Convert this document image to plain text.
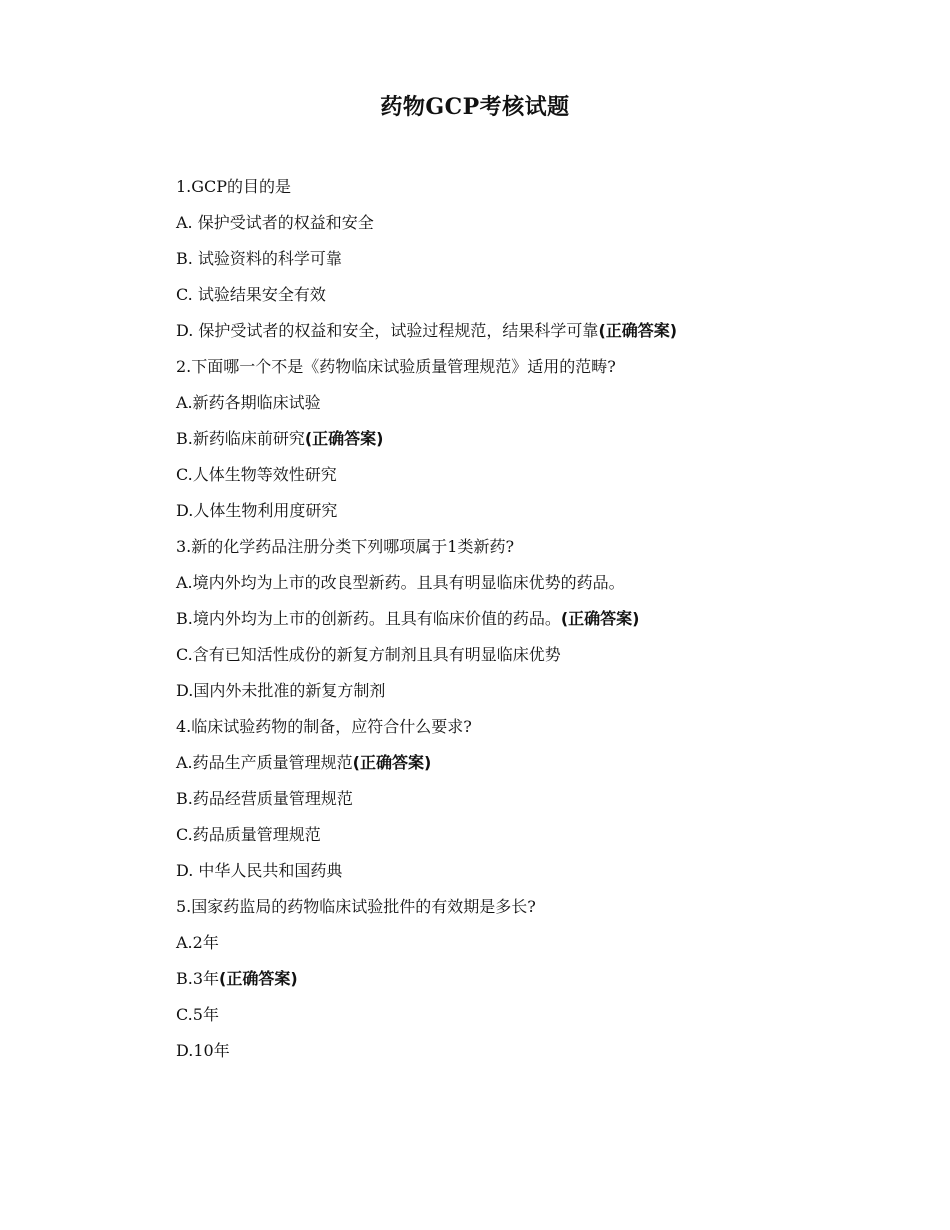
药物GCP考核试题
1.GCP的目的是
A. 保护受试者的权益和安全
B. 试验资料的科学可靠
C. 试验结果安全有效
D. 保护受试者的权益和安全，试验过程规范，结果科学可靠(正确答案)
2.下面哪一个不是《药物临床试验质量管理规范》适用的范畴?
A.新药各期临床试验
B.新药临床前研究(正确答案)
C.人体生物等效性研究
D.人体生物利用度研究
3.新的化学药品注册分类下列哪项属于1类新药?
A.境内外均为上市的改良型新药。且具有明显临床优势的药品。
B.境内外均为上市的创新药。且具有临床价值的药品。(正确答案)
C.含有已知活性成份的新复方制剂且具有明显临床优势
D.国内外未批准的新复方制剂
4.临床试验药物的制备，应符合什么要求?
A.药品生产质量管理规范(正确答案)
B.药品经营质量管理规范
C.药品质量管理规范
D. 中华人民共和国药典
5.国家药监局的药物临床试验批件的有效期是多长?
A.2年
B.3年(正确答案)
C.5年
D.10年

◆ ◆ ◆ ◆ ◆ ◆ ◆

**Task to complete**. Say how many lines in the listing above include "正确答案". Give nothing but the number.

**Complete response**. 5